> [Exercise brief]: Transcribe all the entries word for word, skipping the pictures.
# start of Data for the task
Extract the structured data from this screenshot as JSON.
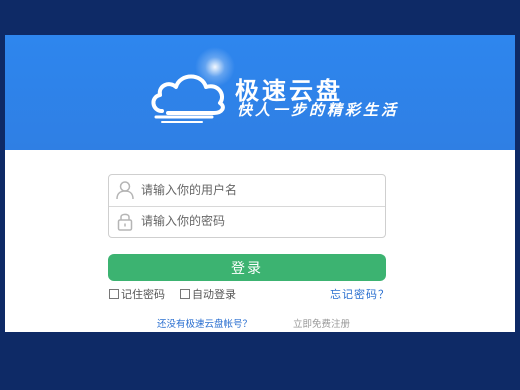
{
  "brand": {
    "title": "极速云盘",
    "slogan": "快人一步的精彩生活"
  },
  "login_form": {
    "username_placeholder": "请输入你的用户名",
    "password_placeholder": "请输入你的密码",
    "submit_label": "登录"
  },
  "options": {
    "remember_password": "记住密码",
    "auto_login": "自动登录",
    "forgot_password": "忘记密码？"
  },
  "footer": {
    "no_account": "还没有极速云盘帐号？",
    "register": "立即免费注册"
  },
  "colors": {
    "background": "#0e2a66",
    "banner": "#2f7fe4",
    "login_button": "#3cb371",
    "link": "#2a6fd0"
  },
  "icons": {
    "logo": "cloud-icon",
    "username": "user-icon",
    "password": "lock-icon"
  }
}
# end of Data for the task
> [Written answer]:
Extract the structured data from this screenshot as JSON.
{
  "brand": {
    "title": "极速云盘",
    "slogan": "快人一步的精彩生活"
  },
  "login_form": {
    "username_placeholder": "请输入你的用户名",
    "password_placeholder": "请输入你的密码",
    "submit_label": "登录"
  },
  "options": {
    "remember_password": "记住密码",
    "auto_login": "自动登录",
    "forgot_password": "忘记密码？"
  },
  "footer": {
    "no_account": "还没有极速云盘帐号？",
    "register": "立即免费注册"
  },
  "colors": {
    "background": "#0e2a66",
    "banner": "#2f7fe4",
    "login_button": "#3cb371",
    "link": "#2a6fd0"
  },
  "icons": {
    "logo": "cloud-icon",
    "username": "user-icon",
    "password": "lock-icon"
  }
}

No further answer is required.